START DATA SECTION

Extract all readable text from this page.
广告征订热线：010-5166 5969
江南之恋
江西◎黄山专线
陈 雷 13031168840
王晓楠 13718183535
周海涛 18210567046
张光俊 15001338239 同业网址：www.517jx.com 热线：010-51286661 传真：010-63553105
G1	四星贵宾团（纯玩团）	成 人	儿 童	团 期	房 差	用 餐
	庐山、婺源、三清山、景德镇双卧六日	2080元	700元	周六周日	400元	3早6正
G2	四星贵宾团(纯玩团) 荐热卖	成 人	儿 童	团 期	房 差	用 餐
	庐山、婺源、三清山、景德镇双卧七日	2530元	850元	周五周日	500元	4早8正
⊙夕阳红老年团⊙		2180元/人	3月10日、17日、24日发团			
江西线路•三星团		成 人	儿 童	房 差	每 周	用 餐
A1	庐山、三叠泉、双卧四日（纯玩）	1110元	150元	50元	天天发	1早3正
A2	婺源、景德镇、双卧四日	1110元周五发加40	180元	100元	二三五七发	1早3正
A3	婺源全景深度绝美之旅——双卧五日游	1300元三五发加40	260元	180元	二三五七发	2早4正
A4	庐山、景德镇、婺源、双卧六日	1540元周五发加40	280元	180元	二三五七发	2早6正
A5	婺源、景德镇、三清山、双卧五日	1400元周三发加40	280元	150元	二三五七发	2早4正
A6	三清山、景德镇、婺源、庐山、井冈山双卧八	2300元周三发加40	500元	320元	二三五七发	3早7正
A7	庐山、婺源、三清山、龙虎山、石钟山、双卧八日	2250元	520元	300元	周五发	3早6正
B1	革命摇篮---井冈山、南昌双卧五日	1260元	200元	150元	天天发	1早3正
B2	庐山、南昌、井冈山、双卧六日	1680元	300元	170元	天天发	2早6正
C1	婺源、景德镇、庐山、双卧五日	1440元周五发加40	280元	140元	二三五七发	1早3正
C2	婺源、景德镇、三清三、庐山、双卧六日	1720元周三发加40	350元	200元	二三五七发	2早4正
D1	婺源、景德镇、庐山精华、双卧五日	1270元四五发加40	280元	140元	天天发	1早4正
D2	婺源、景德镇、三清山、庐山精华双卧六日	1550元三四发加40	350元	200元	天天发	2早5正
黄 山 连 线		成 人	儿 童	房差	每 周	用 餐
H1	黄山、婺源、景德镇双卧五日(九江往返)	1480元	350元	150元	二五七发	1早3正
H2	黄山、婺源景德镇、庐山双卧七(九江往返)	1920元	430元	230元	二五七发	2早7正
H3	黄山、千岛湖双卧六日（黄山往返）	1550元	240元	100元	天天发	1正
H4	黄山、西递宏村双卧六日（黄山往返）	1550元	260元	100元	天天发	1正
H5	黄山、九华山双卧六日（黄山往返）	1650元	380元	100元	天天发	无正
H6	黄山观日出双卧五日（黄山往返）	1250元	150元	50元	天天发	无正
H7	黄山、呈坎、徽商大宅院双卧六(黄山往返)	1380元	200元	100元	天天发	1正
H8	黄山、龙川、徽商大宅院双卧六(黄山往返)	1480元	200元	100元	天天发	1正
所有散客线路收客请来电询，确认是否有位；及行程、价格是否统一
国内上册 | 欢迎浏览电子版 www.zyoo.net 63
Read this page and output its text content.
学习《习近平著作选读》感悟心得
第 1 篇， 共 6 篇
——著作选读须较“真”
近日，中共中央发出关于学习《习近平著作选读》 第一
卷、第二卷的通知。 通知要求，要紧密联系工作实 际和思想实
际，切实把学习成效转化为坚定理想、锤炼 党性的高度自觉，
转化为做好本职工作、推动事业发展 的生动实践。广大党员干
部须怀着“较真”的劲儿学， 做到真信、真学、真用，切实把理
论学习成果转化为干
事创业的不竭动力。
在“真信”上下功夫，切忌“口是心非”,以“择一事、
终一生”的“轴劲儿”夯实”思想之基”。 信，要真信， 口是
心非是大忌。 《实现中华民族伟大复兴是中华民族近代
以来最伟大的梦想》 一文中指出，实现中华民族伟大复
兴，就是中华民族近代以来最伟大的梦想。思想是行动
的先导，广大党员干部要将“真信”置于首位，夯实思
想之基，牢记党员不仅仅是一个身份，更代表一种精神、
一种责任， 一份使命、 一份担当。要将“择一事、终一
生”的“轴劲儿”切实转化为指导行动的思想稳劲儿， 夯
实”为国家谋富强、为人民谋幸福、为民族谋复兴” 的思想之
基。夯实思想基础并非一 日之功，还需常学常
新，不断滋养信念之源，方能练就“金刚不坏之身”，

END DATA SECTION

→ **DIRECTION**
Repeat the entries exactly, all of them.

→ **SOLUTION BELOW**
Extract all readable text from this page.
广告征订热线：010-5166 5969
江南之恋
江西◎黄山专线
陈 雷 13031168840
王晓楠 13718183535
周海涛 18210567046
张光俊 15001338239 同业网址：www.517jx.com 热线：010-51286661 传真：010-63553105
G1	四星贵宾团（纯玩团）	成 人	儿 童	团 期	房 差	用 餐
	庐山、婺源、三清山、景德镇双卧六日	2080元	700元	周六周日	400元	3早6正
G2	四星贵宾团(纯玩团) 荐热卖	成 人	儿 童	团 期	房 差	用 餐
	庐山、婺源、三清山、景德镇双卧七日	2530元	850元	周五周日	500元	4早8正
⊙夕阳红老年团⊙		2180元/人	3月10日、17日、24日发团			
江西线路•三星团		成 人	儿 童	房 差	每 周	用 餐
A1	庐山、三叠泉、双卧四日（纯玩）	1110元	150元	50元	天天发	1早3正
A2	婺源、景德镇、双卧四日	1110元周五发加40	180元	100元	二三五七发	1早3正
A3	婺源全景深度绝美之旅——双卧五日游	1300元三五发加40	260元	180元	二三五七发	2早4正
A4	庐山、景德镇、婺源、双卧六日	1540元周五发加40	280元	180元	二三五七发	2早6正
A5	婺源、景德镇、三清山、双卧五日	1400元周三发加40	280元	150元	二三五七发	2早4正
A6	三清山、景德镇、婺源、庐山、井冈山双卧八	2300元周三发加40	500元	320元	二三五七发	3早7正
A7	庐山、婺源、三清山、龙虎山、石钟山、双卧八日	2250元	520元	300元	周五发	3早6正
B1	革命摇篮---井冈山、南昌双卧五日	1260元	200元	150元	天天发	1早3正
B2	庐山、南昌、井冈山、双卧六日	1680元	300元	170元	天天发	2早6正
C1	婺源、景德镇、庐山、双卧五日	1440元周五发加40	280元	140元	二三五七发	1早3正
C2	婺源、景德镇、三清三、庐山、双卧六日	1720元周三发加40	350元	200元	二三五七发	2早4正
D1	婺源、景德镇、庐山精华、双卧五日	1270元四五发加40	280元	140元	天天发	1早4正
D2	婺源、景德镇、三清山、庐山精华双卧六日	1550元三四发加40	350元	200元	天天发	2早5正
黄 山 连 线		成 人	儿 童	房差	每 周	用 餐
H1	黄山、婺源、景德镇双卧五日(九江往返)	1480元	350元	150元	二五七发	1早3正
H2	黄山、婺源景德镇、庐山双卧七(九江往返)	1920元	430元	230元	二五七发	2早7正
H3	黄山、千岛湖双卧六日（黄山往返）	1550元	240元	100元	天天发	1正
H4	黄山、西递宏村双卧六日（黄山往返）	1550元	260元	100元	天天发	1正
H5	黄山、九华山双卧六日（黄山往返）	1650元	380元	100元	天天发	无正
H6	黄山观日出双卧五日（黄山往返）	1250元	150元	50元	天天发	无正
H7	黄山、呈坎、徽商大宅院双卧六(黄山往返)	1380元	200元	100元	天天发	1正
H8	黄山、龙川、徽商大宅院双卧六(黄山往返)	1480元	200元	100元	天天发	1正
所有散客线路收客请来电询，确认是否有位；及行程、价格是否统一
国内上册 | 欢迎浏览电子版 www.zyoo.net 63
Read this page and output its text content.
学习《习近平著作选读》感悟心得
第 1 篇， 共 6 篇
——著作选读须较“真”
近日，中共中央发出关于学习《习近平著作选读》 第一
卷、第二卷的通知。 通知要求，要紧密联系工作实 际和思想实
际，切实把学习成效转化为坚定理想、锤炼 党性的高度自觉，
转化为做好本职工作、推动事业发展 的生动实践。广大党员干
部须怀着“较真”的劲儿学， 做到真信、真学、真用，切实把理
论学习成果转化为干
事创业的不竭动力。
在“真信”上下功夫，切忌“口是心非”,以“择一事、
终一生”的“轴劲儿”夯实”思想之基”。 信，要真信， 口是
心非是大忌。 《实现中华民族伟大复兴是中华民族近代
以来最伟大的梦想》 一文中指出，实现中华民族伟大复
兴，就是中华民族近代以来最伟大的梦想。思想是行动
的先导，广大党员干部要将“真信”置于首位，夯实思
想之基，牢记党员不仅仅是一个身份，更代表一种精神、
一种责任， 一份使命、 一份担当。要将“择一事、终一
生”的“轴劲儿”切实转化为指导行动的思想稳劲儿， 夯
实”为国家谋富强、为人民谋幸福、为民族谋复兴” 的思想之
基。夯实思想基础并非一 日之功，还需常学常
新，不断滋养信念之源，方能练就“金刚不坏之身”，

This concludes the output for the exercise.